### Requirements
Would you transcribe all of the data exactly, down to the last character?

### Rows
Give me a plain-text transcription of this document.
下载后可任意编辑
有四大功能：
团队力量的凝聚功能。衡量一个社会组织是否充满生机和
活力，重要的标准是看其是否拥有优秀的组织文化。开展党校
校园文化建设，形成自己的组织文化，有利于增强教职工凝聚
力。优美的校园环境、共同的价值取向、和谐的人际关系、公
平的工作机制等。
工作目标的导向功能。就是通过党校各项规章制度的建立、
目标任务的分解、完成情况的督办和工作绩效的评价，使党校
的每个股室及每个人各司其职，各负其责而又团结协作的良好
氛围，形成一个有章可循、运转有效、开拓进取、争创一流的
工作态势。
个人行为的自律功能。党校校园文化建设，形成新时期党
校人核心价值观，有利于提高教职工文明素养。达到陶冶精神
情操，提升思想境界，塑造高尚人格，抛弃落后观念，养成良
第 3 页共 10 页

### Answer for the task
Give me a plain-text transcription of this document.
下载后可任意编辑
有四大功能：
团队力量的凝聚功能。衡量一个社会组织是否充满生机和
活力，重要的标准是看其是否拥有优秀的组织文化。开展党校
校园文化建设，形成自己的组织文化，有利于增强教职工凝聚
力。优美的校园环境、共同的价值取向、和谐的人际关系、公
平的工作机制等。
工作目标的导向功能。就是通过党校各项规章制度的建立、
目标任务的分解、完成情况的督办和工作绩效的评价，使党校
的每个股室及每个人各司其职，各负其责而又团结协作的良好
氛围，形成一个有章可循、运转有效、开拓进取、争创一流的
工作态势。
个人行为的自律功能。党校校园文化建设，形成新时期党
校人核心价值观，有利于提高教职工文明素养。达到陶冶精神
情操，提升思想境界，塑造高尚人格，抛弃落后观念，养成良
第 3 页共 10 页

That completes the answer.